— start of Source records —
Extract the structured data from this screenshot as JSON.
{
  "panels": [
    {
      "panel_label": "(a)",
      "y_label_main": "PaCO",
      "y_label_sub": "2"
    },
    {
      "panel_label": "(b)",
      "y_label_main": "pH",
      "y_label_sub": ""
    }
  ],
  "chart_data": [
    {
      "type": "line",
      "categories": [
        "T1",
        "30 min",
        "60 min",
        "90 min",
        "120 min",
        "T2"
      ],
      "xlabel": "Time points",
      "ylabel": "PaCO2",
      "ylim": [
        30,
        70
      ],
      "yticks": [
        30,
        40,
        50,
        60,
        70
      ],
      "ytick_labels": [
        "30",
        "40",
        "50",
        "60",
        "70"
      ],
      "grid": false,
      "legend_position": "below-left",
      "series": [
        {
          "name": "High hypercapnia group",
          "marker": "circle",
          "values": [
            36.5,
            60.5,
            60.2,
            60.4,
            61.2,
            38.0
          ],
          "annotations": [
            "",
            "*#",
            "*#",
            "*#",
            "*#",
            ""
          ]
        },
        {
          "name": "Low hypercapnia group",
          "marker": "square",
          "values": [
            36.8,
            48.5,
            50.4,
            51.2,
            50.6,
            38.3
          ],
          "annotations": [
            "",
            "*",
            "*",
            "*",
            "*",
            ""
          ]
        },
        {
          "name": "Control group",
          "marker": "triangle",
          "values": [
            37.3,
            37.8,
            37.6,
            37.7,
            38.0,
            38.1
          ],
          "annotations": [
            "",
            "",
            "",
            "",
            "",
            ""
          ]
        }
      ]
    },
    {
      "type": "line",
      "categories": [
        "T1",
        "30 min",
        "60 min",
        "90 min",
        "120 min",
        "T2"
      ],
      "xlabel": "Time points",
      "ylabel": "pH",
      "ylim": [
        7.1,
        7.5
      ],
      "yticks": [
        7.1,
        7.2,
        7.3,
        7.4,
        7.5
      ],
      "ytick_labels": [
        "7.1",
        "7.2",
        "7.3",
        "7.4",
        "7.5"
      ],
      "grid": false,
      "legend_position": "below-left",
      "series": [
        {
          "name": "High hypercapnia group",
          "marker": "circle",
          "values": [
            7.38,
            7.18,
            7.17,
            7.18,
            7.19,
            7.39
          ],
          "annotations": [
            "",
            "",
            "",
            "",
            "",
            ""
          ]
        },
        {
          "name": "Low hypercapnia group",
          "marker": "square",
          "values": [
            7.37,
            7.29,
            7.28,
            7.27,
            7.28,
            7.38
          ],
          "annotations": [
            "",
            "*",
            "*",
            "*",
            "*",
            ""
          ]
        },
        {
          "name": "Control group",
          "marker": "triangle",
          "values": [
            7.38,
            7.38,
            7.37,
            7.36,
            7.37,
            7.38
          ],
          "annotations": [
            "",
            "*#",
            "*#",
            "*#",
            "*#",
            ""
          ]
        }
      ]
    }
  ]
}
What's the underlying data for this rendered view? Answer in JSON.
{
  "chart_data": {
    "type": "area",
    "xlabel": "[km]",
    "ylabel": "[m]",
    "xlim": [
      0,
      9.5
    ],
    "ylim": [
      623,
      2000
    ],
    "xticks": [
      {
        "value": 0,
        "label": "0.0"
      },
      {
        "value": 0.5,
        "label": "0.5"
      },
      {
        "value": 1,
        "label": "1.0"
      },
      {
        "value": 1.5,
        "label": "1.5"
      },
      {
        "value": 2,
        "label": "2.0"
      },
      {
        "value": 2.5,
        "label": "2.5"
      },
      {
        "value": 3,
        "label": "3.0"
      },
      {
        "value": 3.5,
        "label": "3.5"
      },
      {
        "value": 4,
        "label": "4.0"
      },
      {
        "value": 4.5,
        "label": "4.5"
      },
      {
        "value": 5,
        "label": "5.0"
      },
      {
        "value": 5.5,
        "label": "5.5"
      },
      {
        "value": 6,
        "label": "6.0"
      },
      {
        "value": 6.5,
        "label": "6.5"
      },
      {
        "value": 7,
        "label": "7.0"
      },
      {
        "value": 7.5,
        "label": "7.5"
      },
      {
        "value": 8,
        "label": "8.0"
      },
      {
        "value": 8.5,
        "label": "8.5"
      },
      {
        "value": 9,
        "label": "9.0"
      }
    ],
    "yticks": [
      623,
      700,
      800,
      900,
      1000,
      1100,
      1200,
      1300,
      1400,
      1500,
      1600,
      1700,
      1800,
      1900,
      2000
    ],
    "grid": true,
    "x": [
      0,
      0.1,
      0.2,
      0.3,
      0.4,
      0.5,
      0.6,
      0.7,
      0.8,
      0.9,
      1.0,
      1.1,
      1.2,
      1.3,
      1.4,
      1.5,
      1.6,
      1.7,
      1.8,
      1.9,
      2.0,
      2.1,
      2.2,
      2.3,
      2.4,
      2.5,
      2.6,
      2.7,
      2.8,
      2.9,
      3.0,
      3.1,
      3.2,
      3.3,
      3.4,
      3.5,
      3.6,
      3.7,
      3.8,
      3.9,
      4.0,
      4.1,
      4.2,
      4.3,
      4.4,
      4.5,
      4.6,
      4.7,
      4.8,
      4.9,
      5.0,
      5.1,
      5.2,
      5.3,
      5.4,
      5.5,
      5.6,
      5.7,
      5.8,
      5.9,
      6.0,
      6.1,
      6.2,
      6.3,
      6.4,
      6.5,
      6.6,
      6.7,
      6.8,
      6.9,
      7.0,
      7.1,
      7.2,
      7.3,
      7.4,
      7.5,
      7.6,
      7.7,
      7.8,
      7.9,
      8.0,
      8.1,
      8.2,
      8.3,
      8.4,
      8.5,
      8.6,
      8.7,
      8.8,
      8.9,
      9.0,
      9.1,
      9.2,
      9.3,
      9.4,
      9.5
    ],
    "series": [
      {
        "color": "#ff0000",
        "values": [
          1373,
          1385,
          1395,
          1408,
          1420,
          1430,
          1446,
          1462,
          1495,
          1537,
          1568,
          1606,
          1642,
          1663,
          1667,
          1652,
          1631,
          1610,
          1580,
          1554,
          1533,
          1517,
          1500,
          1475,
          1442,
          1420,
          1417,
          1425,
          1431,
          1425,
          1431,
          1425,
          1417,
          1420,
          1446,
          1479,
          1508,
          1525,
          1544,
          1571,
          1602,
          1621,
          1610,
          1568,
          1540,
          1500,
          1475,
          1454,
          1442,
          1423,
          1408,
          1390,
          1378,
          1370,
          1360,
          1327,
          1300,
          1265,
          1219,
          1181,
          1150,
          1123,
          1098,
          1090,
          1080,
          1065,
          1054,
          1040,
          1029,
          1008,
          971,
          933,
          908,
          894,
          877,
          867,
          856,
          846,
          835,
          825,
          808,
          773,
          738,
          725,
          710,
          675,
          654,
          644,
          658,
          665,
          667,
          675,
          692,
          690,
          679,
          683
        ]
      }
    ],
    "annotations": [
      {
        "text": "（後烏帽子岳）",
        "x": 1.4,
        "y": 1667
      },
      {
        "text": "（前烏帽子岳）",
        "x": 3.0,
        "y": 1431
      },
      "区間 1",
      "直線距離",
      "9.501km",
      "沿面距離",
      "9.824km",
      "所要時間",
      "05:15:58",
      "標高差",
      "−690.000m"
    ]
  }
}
— end of Source records —
_Given request_
Reproduce the full listing exactly.

_Task solution_
Extract the structured data from this screenshot as JSON.
{
  "panels": [
    {
      "panel_label": "(a)",
      "y_label_main": "PaCO",
      "y_label_sub": "2"
    },
    {
      "panel_label": "(b)",
      "y_label_main": "pH",
      "y_label_sub": ""
    }
  ],
  "chart_data": [
    {
      "type": "line",
      "categories": [
        "T1",
        "30 min",
        "60 min",
        "90 min",
        "120 min",
        "T2"
      ],
      "xlabel": "Time points",
      "ylabel": "PaCO2",
      "ylim": [
        30,
        70
      ],
      "yticks": [
        30,
        40,
        50,
        60,
        70
      ],
      "ytick_labels": [
        "30",
        "40",
        "50",
        "60",
        "70"
      ],
      "grid": false,
      "legend_position": "below-left",
      "series": [
        {
          "name": "High hypercapnia group",
          "marker": "circle",
          "values": [
            36.5,
            60.5,
            60.2,
            60.4,
            61.2,
            38.0
          ],
          "annotations": [
            "",
            "*#",
            "*#",
            "*#",
            "*#",
            ""
          ]
        },
        {
          "name": "Low hypercapnia group",
          "marker": "square",
          "values": [
            36.8,
            48.5,
            50.4,
            51.2,
            50.6,
            38.3
          ],
          "annotations": [
            "",
            "*",
            "*",
            "*",
            "*",
            ""
          ]
        },
        {
          "name": "Control group",
          "marker": "triangle",
          "values": [
            37.3,
            37.8,
            37.6,
            37.7,
            38.0,
            38.1
          ],
          "annotations": [
            "",
            "",
            "",
            "",
            "",
            ""
          ]
        }
      ]
    },
    {
      "type": "line",
      "categories": [
        "T1",
        "30 min",
        "60 min",
        "90 min",
        "120 min",
        "T2"
      ],
      "xlabel": "Time points",
      "ylabel": "pH",
      "ylim": [
        7.1,
        7.5
      ],
      "yticks": [
        7.1,
        7.2,
        7.3,
        7.4,
        7.5
      ],
      "ytick_labels": [
        "7.1",
        "7.2",
        "7.3",
        "7.4",
        "7.5"
      ],
      "grid": false,
      "legend_position": "below-left",
      "series": [
        {
          "name": "High hypercapnia group",
          "marker": "circle",
          "values": [
            7.38,
            7.18,
            7.17,
            7.18,
            7.19,
            7.39
          ],
          "annotations": [
            "",
            "",
            "",
            "",
            "",
            ""
          ]
        },
        {
          "name": "Low hypercapnia group",
          "marker": "square",
          "values": [
            7.37,
            7.29,
            7.28,
            7.27,
            7.28,
            7.38
          ],
          "annotations": [
            "",
            "*",
            "*",
            "*",
            "*",
            ""
          ]
        },
        {
          "name": "Control group",
          "marker": "triangle",
          "values": [
            7.38,
            7.38,
            7.37,
            7.36,
            7.37,
            7.38
          ],
          "annotations": [
            "",
            "*#",
            "*#",
            "*#",
            "*#",
            ""
          ]
        }
      ]
    }
  ]
}
What's the underlying data for this rendered view? Answer in JSON.
{
  "chart_data": {
    "type": "area",
    "xlabel": "[km]",
    "ylabel": "[m]",
    "xlim": [
      0,
      9.5
    ],
    "ylim": [
      623,
      2000
    ],
    "xticks": [
      {
        "value": 0,
        "label": "0.0"
      },
      {
        "value": 0.5,
        "label": "0.5"
      },
      {
        "value": 1,
        "label": "1.0"
      },
      {
        "value": 1.5,
        "label": "1.5"
      },
      {
        "value": 2,
        "label": "2.0"
      },
      {
        "value": 2.5,
        "label": "2.5"
      },
      {
        "value": 3,
        "label": "3.0"
      },
      {
        "value": 3.5,
        "label": "3.5"
      },
      {
        "value": 4,
        "label": "4.0"
      },
      {
        "value": 4.5,
        "label": "4.5"
      },
      {
        "value": 5,
        "label": "5.0"
      },
      {
        "value": 5.5,
        "label": "5.5"
      },
      {
        "value": 6,
        "label": "6.0"
      },
      {
        "value": 6.5,
        "label": "6.5"
      },
      {
        "value": 7,
        "label": "7.0"
      },
      {
        "value": 7.5,
        "label": "7.5"
      },
      {
        "value": 8,
        "label": "8.0"
      },
      {
        "value": 8.5,
        "label": "8.5"
      },
      {
        "value": 9,
        "label": "9.0"
      }
    ],
    "yticks": [
      623,
      700,
      800,
      900,
      1000,
      1100,
      1200,
      1300,
      1400,
      1500,
      1600,
      1700,
      1800,
      1900,
      2000
    ],
    "grid": true,
    "x": [
      0,
      0.1,
      0.2,
      0.3,
      0.4,
      0.5,
      0.6,
      0.7,
      0.8,
      0.9,
      1.0,
      1.1,
      1.2,
      1.3,
      1.4,
      1.5,
      1.6,
      1.7,
      1.8,
      1.9,
      2.0,
      2.1,
      2.2,
      2.3,
      2.4,
      2.5,
      2.6,
      2.7,
      2.8,
      2.9,
      3.0,
      3.1,
      3.2,
      3.3,
      3.4,
      3.5,
      3.6,
      3.7,
      3.8,
      3.9,
      4.0,
      4.1,
      4.2,
      4.3,
      4.4,
      4.5,
      4.6,
      4.7,
      4.8,
      4.9,
      5.0,
      5.1,
      5.2,
      5.3,
      5.4,
      5.5,
      5.6,
      5.7,
      5.8,
      5.9,
      6.0,
      6.1,
      6.2,
      6.3,
      6.4,
      6.5,
      6.6,
      6.7,
      6.8,
      6.9,
      7.0,
      7.1,
      7.2,
      7.3,
      7.4,
      7.5,
      7.6,
      7.7,
      7.8,
      7.9,
      8.0,
      8.1,
      8.2,
      8.3,
      8.4,
      8.5,
      8.6,
      8.7,
      8.8,
      8.9,
      9.0,
      9.1,
      9.2,
      9.3,
      9.4,
      9.5
    ],
    "series": [
      {
        "color": "#ff0000",
        "values": [
          1373,
          1385,
          1395,
          1408,
          1420,
          1430,
          1446,
          1462,
          1495,
          1537,
          1568,
          1606,
          1642,
          1663,
          1667,
          1652,
          1631,
          1610,
          1580,
          1554,
          1533,
          1517,
          1500,
          1475,
          1442,
          1420,
          1417,
          1425,
          1431,
          1425,
          1431,
          1425,
          1417,
          1420,
          1446,
          1479,
          1508,
          1525,
          1544,
          1571,
          1602,
          1621,
          1610,
          1568,
          1540,
          1500,
          1475,
          1454,
          1442,
          1423,
          1408,
          1390,
          1378,
          1370,
          1360,
          1327,
          1300,
          1265,
          1219,
          1181,
          1150,
          1123,
          1098,
          1090,
          1080,
          1065,
          1054,
          1040,
          1029,
          1008,
          971,
          933,
          908,
          894,
          877,
          867,
          856,
          846,
          835,
          825,
          808,
          773,
          738,
          725,
          710,
          675,
          654,
          644,
          658,
          665,
          667,
          675,
          692,
          690,
          679,
          683
        ]
      }
    ],
    "annotations": [
      {
        "text": "（後烏帽子岳）",
        "x": 1.4,
        "y": 1667
      },
      {
        "text": "（前烏帽子岳）",
        "x": 3.0,
        "y": 1431
      },
      "区間 1",
      "直線距離",
      "9.501km",
      "沿面距離",
      "9.824km",
      "所要時間",
      "05:15:58",
      "標高差",
      "−690.000m"
    ]
  }
}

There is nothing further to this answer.